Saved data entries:
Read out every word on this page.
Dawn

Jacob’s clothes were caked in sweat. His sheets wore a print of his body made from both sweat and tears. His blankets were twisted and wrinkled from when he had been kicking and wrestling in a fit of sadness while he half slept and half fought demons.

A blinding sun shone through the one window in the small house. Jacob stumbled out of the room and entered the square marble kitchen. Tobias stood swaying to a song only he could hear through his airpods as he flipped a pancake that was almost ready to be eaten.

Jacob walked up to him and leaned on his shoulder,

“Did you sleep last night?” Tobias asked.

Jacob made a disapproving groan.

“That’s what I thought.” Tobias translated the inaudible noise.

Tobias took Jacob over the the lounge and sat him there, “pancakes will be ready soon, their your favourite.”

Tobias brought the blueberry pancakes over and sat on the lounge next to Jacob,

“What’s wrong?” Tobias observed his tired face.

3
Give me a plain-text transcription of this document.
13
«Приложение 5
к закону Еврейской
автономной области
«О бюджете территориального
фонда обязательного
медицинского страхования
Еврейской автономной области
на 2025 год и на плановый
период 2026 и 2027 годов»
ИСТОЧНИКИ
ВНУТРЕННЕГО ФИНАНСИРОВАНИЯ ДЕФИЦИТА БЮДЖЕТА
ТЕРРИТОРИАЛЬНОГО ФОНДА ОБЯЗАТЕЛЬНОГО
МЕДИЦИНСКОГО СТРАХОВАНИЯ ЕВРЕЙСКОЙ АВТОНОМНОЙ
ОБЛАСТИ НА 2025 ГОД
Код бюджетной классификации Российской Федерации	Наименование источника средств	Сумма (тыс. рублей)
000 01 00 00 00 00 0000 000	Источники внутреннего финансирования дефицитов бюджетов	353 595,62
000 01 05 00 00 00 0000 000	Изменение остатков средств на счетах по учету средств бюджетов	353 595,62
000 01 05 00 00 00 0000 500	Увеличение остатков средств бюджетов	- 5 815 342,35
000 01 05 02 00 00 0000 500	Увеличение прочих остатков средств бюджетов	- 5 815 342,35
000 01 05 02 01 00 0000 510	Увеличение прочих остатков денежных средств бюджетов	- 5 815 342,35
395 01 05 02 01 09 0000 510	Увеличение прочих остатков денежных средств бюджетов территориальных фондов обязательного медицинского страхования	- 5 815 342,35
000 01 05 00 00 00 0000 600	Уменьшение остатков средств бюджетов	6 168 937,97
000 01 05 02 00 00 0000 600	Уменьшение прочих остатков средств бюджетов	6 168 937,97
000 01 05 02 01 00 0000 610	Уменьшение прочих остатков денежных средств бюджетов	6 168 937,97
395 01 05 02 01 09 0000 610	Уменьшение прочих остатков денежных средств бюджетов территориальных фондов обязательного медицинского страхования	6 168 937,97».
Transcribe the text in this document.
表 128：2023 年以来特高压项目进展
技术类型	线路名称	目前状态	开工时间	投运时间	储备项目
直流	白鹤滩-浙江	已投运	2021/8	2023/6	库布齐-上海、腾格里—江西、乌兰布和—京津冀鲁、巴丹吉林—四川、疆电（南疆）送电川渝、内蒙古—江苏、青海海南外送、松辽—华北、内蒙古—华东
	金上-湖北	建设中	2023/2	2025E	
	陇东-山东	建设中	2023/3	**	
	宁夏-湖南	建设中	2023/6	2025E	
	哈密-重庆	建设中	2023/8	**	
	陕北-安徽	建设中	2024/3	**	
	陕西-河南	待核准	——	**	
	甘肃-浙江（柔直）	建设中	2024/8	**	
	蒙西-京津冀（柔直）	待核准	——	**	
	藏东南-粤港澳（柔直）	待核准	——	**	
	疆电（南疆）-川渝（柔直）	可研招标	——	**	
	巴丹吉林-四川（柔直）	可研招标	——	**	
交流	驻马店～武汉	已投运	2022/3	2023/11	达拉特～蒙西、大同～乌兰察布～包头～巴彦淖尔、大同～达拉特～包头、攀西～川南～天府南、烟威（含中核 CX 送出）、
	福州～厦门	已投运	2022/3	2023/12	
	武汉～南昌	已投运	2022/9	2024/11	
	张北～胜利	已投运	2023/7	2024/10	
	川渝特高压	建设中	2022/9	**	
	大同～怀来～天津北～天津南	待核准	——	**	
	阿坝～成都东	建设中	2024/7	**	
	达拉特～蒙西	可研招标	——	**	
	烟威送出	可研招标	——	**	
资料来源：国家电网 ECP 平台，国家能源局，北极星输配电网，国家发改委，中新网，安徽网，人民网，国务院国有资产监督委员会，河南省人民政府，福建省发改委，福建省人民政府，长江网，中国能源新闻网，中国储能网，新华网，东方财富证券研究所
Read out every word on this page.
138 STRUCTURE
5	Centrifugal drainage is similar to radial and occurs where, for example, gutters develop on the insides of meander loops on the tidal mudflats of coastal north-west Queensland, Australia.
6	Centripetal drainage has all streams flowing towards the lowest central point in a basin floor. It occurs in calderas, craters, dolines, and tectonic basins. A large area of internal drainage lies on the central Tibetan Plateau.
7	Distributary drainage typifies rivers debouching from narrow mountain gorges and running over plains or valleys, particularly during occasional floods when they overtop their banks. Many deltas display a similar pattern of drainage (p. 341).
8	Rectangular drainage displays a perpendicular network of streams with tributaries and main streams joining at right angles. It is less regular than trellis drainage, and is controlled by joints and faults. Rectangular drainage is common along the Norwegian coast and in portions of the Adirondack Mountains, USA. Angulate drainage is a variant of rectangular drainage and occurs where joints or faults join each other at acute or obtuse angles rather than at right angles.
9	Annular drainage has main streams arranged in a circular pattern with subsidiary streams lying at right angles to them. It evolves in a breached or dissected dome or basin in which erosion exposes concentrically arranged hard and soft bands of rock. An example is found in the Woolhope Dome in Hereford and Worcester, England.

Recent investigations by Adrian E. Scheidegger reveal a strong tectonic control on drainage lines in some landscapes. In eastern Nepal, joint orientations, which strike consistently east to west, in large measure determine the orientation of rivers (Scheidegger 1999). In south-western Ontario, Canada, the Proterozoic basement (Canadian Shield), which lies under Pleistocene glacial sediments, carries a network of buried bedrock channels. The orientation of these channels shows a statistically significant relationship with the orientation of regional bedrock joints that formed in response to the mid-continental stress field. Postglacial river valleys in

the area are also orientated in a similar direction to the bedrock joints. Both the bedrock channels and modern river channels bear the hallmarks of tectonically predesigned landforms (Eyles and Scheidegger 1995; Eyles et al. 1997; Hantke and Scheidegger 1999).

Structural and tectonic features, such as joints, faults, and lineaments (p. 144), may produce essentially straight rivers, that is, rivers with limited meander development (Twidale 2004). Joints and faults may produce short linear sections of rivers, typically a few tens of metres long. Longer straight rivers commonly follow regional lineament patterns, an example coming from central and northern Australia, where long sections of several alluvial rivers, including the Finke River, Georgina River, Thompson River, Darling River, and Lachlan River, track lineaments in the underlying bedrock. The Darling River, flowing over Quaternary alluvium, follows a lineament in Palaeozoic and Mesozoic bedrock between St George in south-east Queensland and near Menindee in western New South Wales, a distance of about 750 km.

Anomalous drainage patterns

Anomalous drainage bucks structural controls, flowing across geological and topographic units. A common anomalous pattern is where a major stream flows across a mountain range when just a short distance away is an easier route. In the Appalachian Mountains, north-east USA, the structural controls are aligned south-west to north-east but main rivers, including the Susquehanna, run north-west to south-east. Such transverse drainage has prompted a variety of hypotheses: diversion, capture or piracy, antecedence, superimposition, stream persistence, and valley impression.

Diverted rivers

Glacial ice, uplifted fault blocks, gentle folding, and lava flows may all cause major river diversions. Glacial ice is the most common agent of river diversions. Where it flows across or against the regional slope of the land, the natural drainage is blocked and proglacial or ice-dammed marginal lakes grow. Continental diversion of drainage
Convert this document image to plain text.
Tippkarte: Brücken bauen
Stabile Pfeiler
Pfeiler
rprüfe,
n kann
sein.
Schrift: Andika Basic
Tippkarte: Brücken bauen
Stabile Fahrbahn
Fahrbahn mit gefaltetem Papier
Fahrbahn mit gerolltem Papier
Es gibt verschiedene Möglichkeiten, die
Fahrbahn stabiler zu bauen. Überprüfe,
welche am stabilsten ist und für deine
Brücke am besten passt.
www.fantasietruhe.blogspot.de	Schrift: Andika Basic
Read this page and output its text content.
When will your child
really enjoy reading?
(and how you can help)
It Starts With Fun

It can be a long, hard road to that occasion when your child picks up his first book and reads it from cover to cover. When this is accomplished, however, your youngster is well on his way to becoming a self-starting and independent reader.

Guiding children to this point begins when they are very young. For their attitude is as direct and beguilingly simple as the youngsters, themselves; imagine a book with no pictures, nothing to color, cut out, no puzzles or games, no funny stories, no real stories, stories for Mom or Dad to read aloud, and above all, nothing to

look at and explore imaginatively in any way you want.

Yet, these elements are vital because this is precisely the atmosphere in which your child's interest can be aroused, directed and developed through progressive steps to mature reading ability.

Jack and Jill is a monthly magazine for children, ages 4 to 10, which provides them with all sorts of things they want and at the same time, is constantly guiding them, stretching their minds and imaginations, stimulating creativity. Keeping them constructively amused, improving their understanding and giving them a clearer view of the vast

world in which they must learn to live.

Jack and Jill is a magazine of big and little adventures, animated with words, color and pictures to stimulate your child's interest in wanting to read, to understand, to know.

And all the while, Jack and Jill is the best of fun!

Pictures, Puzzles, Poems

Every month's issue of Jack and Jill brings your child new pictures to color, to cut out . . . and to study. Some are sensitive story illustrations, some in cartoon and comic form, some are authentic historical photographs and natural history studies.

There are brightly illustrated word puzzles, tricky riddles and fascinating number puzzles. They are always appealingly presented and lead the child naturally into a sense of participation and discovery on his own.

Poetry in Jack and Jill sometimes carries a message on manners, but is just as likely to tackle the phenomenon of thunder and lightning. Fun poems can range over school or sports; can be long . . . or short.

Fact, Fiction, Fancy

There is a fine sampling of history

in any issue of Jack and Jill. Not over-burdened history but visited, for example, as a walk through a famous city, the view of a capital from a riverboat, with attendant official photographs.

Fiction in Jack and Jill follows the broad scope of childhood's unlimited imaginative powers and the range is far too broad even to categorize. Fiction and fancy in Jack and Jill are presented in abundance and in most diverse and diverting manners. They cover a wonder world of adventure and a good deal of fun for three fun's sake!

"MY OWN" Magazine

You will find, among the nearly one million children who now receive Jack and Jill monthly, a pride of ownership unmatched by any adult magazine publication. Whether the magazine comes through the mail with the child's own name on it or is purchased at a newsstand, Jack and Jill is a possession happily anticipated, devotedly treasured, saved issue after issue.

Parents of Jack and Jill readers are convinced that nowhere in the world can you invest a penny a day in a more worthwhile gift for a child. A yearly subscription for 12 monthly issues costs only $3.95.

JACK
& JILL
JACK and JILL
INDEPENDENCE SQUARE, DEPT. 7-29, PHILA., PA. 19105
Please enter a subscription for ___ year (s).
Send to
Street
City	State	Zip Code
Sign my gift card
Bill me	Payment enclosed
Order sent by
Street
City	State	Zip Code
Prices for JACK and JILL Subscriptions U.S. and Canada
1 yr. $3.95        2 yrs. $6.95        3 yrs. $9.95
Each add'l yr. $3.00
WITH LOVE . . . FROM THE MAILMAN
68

§ The task
From the records given above, copy all lines containing "flows".

§ Response to the task
Anomalous drainage bucks structural controls, flowing across geological and topographic units. A common anomalous pattern is where a major stream flows across a mountain range when just a short distance away is an easier route. In the Appalachian Mountains, north-east USA, the structural controls are aligned south-west to north-east but main rivers, including the Susquehanna, run north-west to south-east. Such transverse drainage has prompted a variety of hypotheses: diversion, capture or piracy, antecedence, superimposition, stream persistence, and valley impression.
Glacial ice, uplifted fault blocks, gentle folding, and lava flows may all cause major river diversions. Glacial ice is the most common agent of river diversions. Where it flows across or against the regional slope of the land, the natural drainage is blocked and proglacial or ice-dammed marginal lakes grow. Continental diversion of drainage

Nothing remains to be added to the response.